## What is asked
Read the listing below and copy out every line that holds "were".

# Input for this task start

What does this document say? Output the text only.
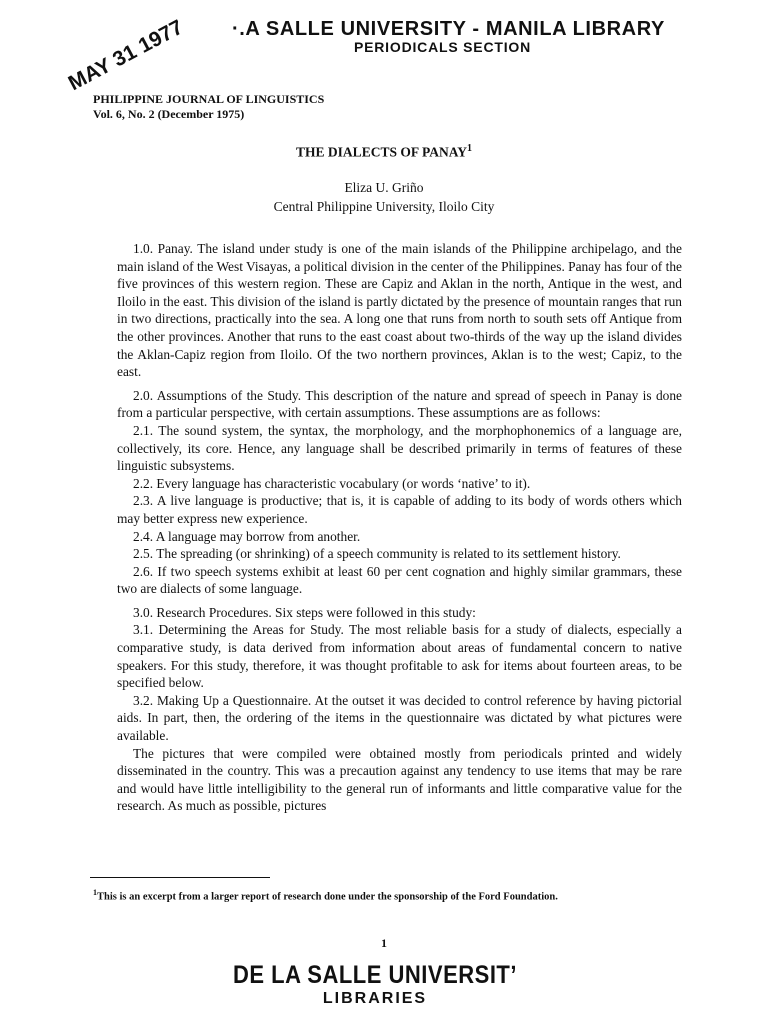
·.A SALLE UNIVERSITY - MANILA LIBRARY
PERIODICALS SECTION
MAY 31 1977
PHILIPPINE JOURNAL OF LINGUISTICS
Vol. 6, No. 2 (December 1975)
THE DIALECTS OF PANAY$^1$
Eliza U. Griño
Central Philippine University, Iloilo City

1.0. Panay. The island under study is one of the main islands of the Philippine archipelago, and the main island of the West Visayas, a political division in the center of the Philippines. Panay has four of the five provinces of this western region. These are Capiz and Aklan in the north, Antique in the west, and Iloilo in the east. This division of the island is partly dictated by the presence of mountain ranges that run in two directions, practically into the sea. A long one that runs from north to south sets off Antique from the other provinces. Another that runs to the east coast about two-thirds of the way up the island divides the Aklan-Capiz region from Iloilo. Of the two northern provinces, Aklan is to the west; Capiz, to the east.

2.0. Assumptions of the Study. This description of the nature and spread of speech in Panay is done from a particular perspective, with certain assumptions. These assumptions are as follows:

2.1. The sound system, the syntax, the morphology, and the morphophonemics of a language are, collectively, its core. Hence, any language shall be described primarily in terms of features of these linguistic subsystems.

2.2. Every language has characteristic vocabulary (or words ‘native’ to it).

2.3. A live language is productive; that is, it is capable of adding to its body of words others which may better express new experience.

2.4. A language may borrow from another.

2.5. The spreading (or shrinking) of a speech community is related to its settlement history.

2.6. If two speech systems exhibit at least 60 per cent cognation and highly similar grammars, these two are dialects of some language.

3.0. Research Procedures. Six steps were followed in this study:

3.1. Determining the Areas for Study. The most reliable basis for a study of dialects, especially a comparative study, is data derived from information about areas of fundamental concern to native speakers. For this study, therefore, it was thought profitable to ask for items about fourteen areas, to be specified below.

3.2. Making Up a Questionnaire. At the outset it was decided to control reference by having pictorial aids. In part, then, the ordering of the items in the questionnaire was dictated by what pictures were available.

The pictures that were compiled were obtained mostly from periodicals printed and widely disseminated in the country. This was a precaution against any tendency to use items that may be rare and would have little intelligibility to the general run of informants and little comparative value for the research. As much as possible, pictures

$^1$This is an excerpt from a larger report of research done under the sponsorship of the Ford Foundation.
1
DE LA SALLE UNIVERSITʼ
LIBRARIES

# Input for this task end

## Written answer
3.0. Research Procedures. Six steps were followed in this study:
3.2. Making Up a Questionnaire. At the outset it was decided to control reference by having pictorial aids. In part, then, the ordering of the items in the questionnaire was dictated by what pictures were available.
The pictures that were compiled were obtained mostly from periodicals printed and widely disseminated in the country. This was a precaution against any tendency to use items that may be rare and would have little intelligibility to the general run of informants and little comparative value for the research. As much as possible, pictures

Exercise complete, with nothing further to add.